◆ **Task**:
Skip the images and copy each record exactly as written.
-- START --
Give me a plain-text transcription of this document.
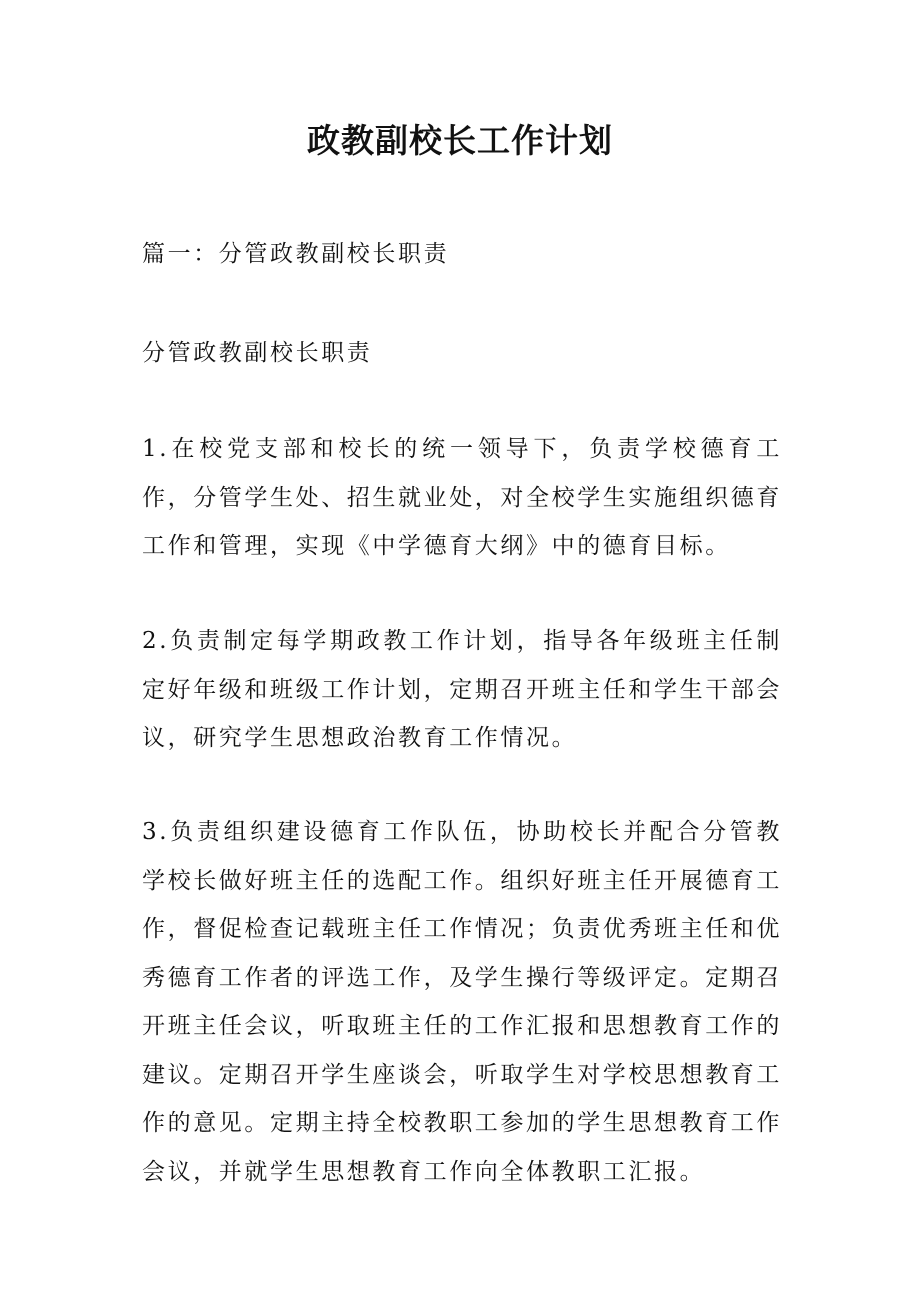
政教副校长工作计划

篇一：分管政教副校长职责

分管政教副校长职责

1.在校党支部和校长的统一领导下，负责学校德育工作，分管学生处、招生就业处，对全校学生实施组织德育工作和管理，实现《中学德育大纲》中的德育目标。

2.负责制定每学期政教工作计划，指导各年级班主任制定好年级和班级工作计划，定期召开班主任和学生干部会议，研究学生思想政治教育工作情况。

3.负责组织建设德育工作队伍，协助校长并配合分管教学校长做好班主任的选配工作。组织好班主任开展德育工作，督促检查记载班主任工作情况；负责优秀班主任和优秀德育工作者的评选工作，及学生操行等级评定。定期召开班主任会议，听取班主任的工作汇报和思想教育工作的建议。定期召开学生座谈会，听取学生对学校思想教育工作的意见。定期主持全校教职工参加的学生思想教育工作会议，并就学生思想教育工作向全体教职工汇报。
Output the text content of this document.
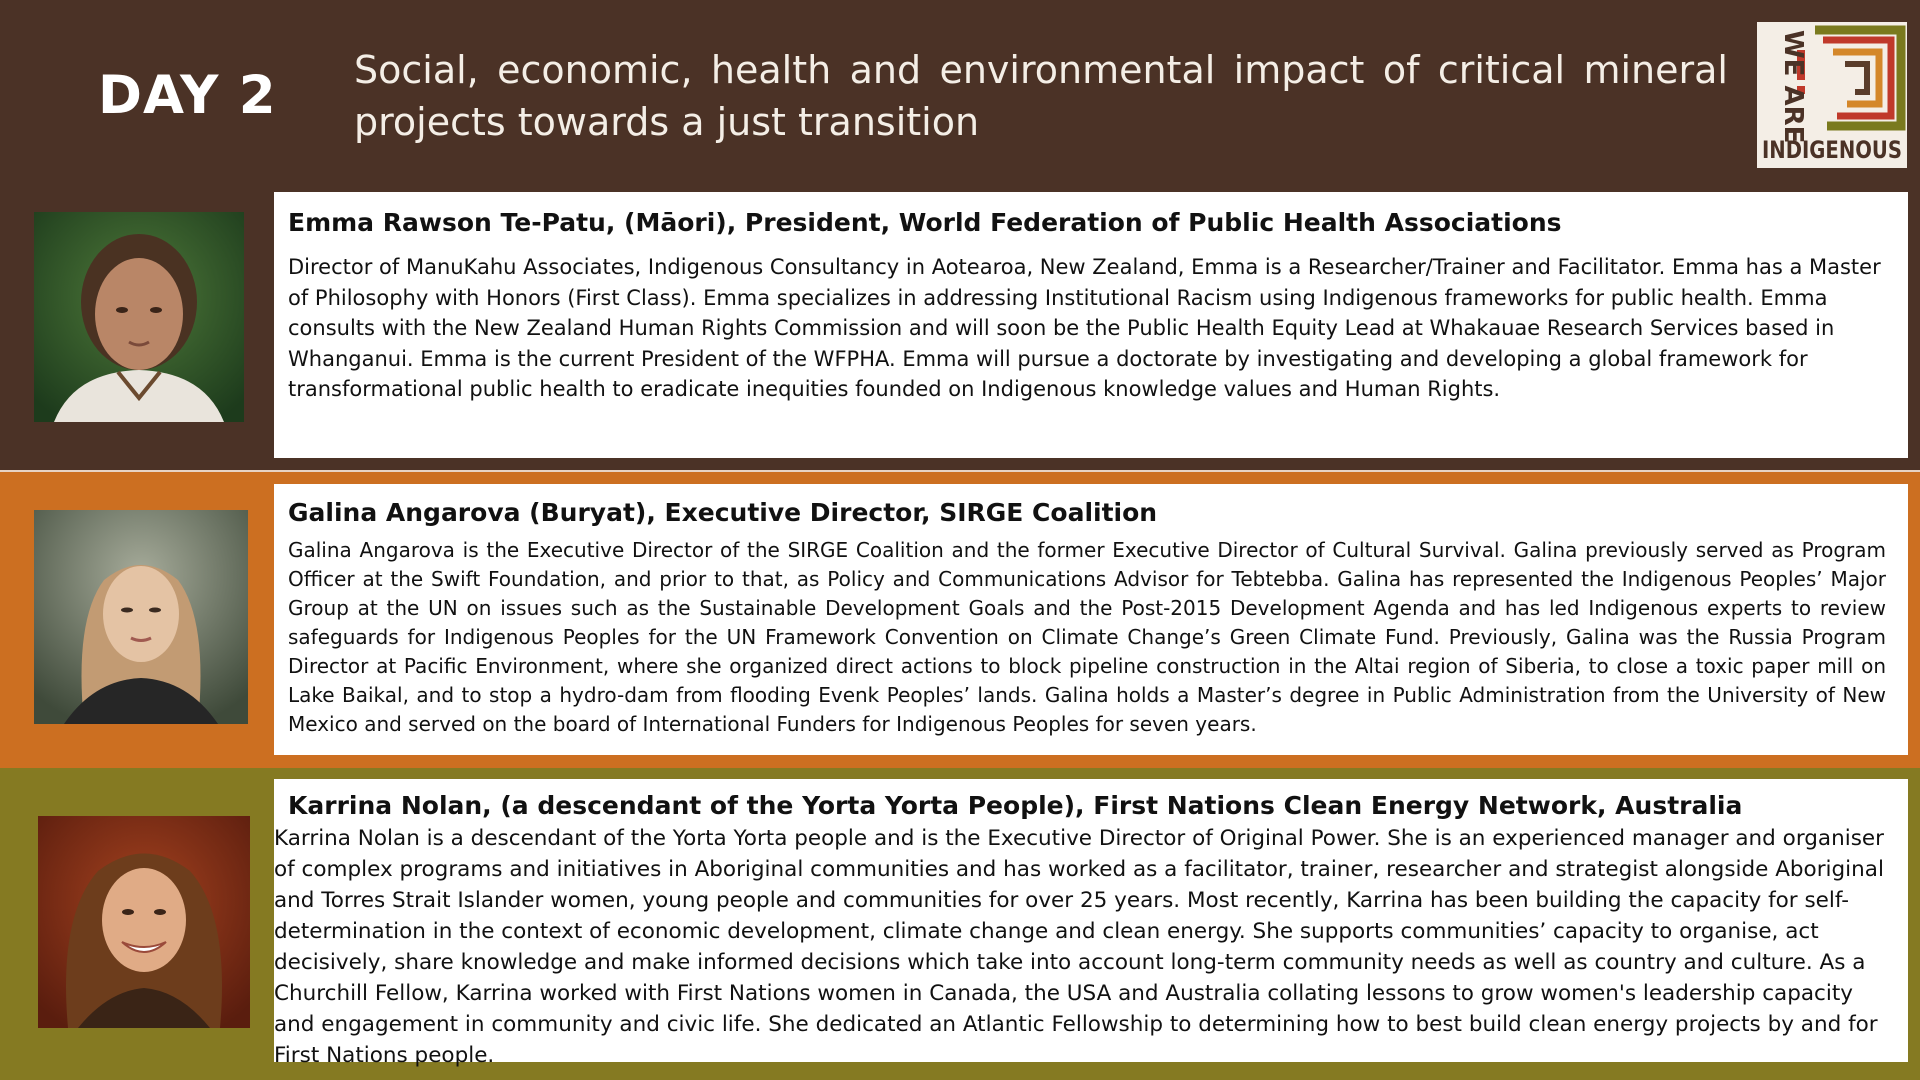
DAY 2 Social, economic, health and environmental impact of critical mineral projects towards a just transition	WE ARE
INDIGENOUS
Emma Rawson Te-Patu, (Māori), President, World Federation of Public Health Associations
Director of ManuKahu Associates, Indigenous Consultancy in Aotearoa, New Zealand, Emma is a Researcher/Trainer and Facilitator. Emma has a Master of Philosophy with Honors (First Class). Emma specializes in addressing Institutional Racism using Indigenous frameworks for public health. Emma consults with the New Zealand Human Rights Commission and will soon be the Public Health Equity Lead at Whakauae Research Services based in Whanganui. Emma is the current President of the WFPHA. Emma will pursue a doctorate by investigating and developing a global framework for transformational public health to eradicate inequities founded on Indigenous knowledge values and Human Rights.
Galina Angarova (Buryat), Executive Director, SIRGE Coalition
Galina Angarova is the Executive Director of the SIRGE Coalition and the former Executive Director of Cultural Survival. Galina previously served as Program Officer at the Swift Foundation, and prior to that, as Policy and Communications Advisor for Tebtebba. Galina has represented the Indigenous Peoples’ Major Group at the UN on issues such as the Sustainable Development Goals and the Post-2015 Development Agenda and has led Indigenous experts to review safeguards for Indigenous Peoples for the UN Framework Convention on Climate Change’s Green Climate Fund. Previously, Galina was the Russia Program Director at Pacific Environment, where she organized direct actions to block pipeline construction in the Altai region of Siberia, to close a toxic paper mill on Lake Baikal, and to stop a hydro-dam from flooding Evenk Peoples’ lands. Galina holds a Master’s degree in Public Administration from the University of New Mexico and served on the board of International Funders for Indigenous Peoples for seven years.
Karrina Nolan, (a descendant of the Yorta Yorta People), First Nations Clean Energy Network, Australia
Karrina Nolan is a descendant of the Yorta Yorta people and is the Executive Director of Original Power. She is an experienced manager and organiser of complex programs and initiatives in Aboriginal communities and has worked as a facilitator, trainer, researcher and strategist alongside Aboriginal and Torres Strait Islander women, young people and communities for over 25 years. Most recently, Karrina has been building the capacity for self-determination in the context of economic development, climate change and clean energy. She supports communities’ capacity to organise, act decisively, share knowledge and make informed decisions which take into account long-term community needs as well as country and culture. As a Churchill Fellow, Karrina worked with First Nations women in Canada, the USA and Australia collating lessons to grow women's leadership capacity and engagement in community and civic life. She dedicated an Atlantic Fellowship to determining how to best build clean energy projects by and for First Nations people.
-- END --
◆ **Solution to this exercise**:
Give me a plain-text transcription of this document.
政教副校长工作计划

篇一：分管政教副校长职责

分管政教副校长职责

1.在校党支部和校长的统一领导下，负责学校德育工作，分管学生处、招生就业处，对全校学生实施组织德育工作和管理，实现《中学德育大纲》中的德育目标。

2.负责制定每学期政教工作计划，指导各年级班主任制定好年级和班级工作计划，定期召开班主任和学生干部会议，研究学生思想政治教育工作情况。

3.负责组织建设德育工作队伍，协助校长并配合分管教学校长做好班主任的选配工作。组织好班主任开展德育工作，督促检查记载班主任工作情况；负责优秀班主任和优秀德育工作者的评选工作，及学生操行等级评定。定期召开班主任会议，听取班主任的工作汇报和思想教育工作的建议。定期召开学生座谈会，听取学生对学校思想教育工作的意见。定期主持全校教职工参加的学生思想教育工作会议，并就学生思想教育工作向全体教职工汇报。
Output the text content of this document.
DAY 2 Social, economic, health and environmental impact of critical mineral projects towards a just transition	WE ARE
INDIGENOUS
Emma Rawson Te-Patu, (Māori), President, World Federation of Public Health Associations
Director of ManuKahu Associates, Indigenous Consultancy in Aotearoa, New Zealand, Emma is a Researcher/Trainer and Facilitator. Emma has a Master of Philosophy with Honors (First Class). Emma specializes in addressing Institutional Racism using Indigenous frameworks for public health. Emma consults with the New Zealand Human Rights Commission and will soon be the Public Health Equity Lead at Whakauae Research Services based in Whanganui. Emma is the current President of the WFPHA. Emma will pursue a doctorate by investigating and developing a global framework for transformational public health to eradicate inequities founded on Indigenous knowledge values and Human Rights.
Galina Angarova (Buryat), Executive Director, SIRGE Coalition
Galina Angarova is the Executive Director of the SIRGE Coalition and the former Executive Director of Cultural Survival. Galina previously served as Program Officer at the Swift Foundation, and prior to that, as Policy and Communications Advisor for Tebtebba. Galina has represented the Indigenous Peoples’ Major Group at the UN on issues such as the Sustainable Development Goals and the Post-2015 Development Agenda and has led Indigenous experts to review safeguards for Indigenous Peoples for the UN Framework Convention on Climate Change’s Green Climate Fund. Previously, Galina was the Russia Program Director at Pacific Environment, where she organized direct actions to block pipeline construction in the Altai region of Siberia, to close a toxic paper mill on Lake Baikal, and to stop a hydro-dam from flooding Evenk Peoples’ lands. Galina holds a Master’s degree in Public Administration from the University of New Mexico and served on the board of International Funders for Indigenous Peoples for seven years.
Karrina Nolan, (a descendant of the Yorta Yorta People), First Nations Clean Energy Network, Australia
Karrina Nolan is a descendant of the Yorta Yorta people and is the Executive Director of Original Power. She is an experienced manager and organiser of complex programs and initiatives in Aboriginal communities and has worked as a facilitator, trainer, researcher and strategist alongside Aboriginal and Torres Strait Islander women, young people and communities for over 25 years. Most recently, Karrina has been building the capacity for self-determination in the context of economic development, climate change and clean energy. She supports communities’ capacity to organise, act decisively, share knowledge and make informed decisions which take into account long-term community needs as well as country and culture. As a Churchill Fellow, Karrina worked with First Nations women in Canada, the USA and Australia collating lessons to grow women's leadership capacity and engagement in community and civic life. She dedicated an Atlantic Fellowship to determining how to best build clean energy projects by and for First Nations people.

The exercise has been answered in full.